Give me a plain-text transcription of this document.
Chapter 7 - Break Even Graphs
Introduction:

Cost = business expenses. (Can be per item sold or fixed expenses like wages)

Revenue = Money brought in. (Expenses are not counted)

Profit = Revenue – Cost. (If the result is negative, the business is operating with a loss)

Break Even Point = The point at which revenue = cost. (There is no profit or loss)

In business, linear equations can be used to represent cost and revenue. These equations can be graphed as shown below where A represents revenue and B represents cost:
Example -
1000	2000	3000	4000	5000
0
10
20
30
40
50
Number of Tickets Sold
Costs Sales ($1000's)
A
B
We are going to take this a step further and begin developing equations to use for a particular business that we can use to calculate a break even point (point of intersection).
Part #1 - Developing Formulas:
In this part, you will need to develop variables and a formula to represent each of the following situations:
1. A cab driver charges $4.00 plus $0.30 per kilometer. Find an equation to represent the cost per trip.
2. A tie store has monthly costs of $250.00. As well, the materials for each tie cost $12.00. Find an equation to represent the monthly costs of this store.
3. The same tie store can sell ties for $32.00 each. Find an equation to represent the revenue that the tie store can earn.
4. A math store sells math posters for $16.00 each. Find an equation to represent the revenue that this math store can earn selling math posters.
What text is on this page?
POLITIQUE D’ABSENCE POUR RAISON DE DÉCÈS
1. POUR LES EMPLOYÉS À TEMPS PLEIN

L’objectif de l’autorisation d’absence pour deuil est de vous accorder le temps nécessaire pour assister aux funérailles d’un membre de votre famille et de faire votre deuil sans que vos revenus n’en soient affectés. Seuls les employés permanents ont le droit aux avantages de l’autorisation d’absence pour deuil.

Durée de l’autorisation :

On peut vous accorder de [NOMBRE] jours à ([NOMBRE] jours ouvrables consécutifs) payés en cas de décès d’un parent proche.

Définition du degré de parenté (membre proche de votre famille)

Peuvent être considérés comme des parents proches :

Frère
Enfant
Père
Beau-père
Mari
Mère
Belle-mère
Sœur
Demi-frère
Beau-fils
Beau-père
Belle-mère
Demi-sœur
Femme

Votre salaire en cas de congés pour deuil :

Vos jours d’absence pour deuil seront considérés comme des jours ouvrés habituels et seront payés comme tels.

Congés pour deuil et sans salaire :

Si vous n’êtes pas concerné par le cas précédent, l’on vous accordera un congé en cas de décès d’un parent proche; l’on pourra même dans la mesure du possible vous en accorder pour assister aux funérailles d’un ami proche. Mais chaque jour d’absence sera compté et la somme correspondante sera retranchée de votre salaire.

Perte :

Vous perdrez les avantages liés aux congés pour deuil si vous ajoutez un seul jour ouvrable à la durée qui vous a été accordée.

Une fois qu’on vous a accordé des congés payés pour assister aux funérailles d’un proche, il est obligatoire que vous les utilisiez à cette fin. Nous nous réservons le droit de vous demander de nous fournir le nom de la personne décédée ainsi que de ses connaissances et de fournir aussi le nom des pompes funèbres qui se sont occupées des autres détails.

+ + + +

→ What needs to be done
Copy out every line from the records that has the word "vous".

→ Correct response
L’objectif de l’autorisation d’absence pour deuil est de vous accorder le temps nécessaire pour assister aux funérailles d’un membre de votre famille et de faire votre deuil sans que vos revenus n’en soient affectés. Seuls les employés permanents ont le droit aux avantages de l’autorisation d’absence pour deuil.
On peut vous accorder de [NOMBRE] jours à ([NOMBRE] jours ouvrables consécutifs) payés en cas de décès d’un parent proche.
Si vous n’êtes pas concerné par le cas précédent, l’on vous accordera un congé en cas de décès d’un parent proche; l’on pourra même dans la mesure du possible vous en accorder pour assister aux funérailles d’un ami proche. Mais chaque jour d’absence sera compté et la somme correspondante sera retranchée de votre salaire.
Vous perdrez les avantages liés aux congés pour deuil si vous ajoutez un seul jour ouvrable à la durée qui vous a été accordée.
Une fois qu’on vous a accordé des congés payés pour assister aux funérailles d’un proche, il est obligatoire que vous les utilisiez à cette fin. Nous nous réservons le droit de vous demander de nous fournir le nom de la personne décédée ainsi que de ses connaissances et de fournir aussi le nom des pompes funèbres qui se sont occupées des autres détails.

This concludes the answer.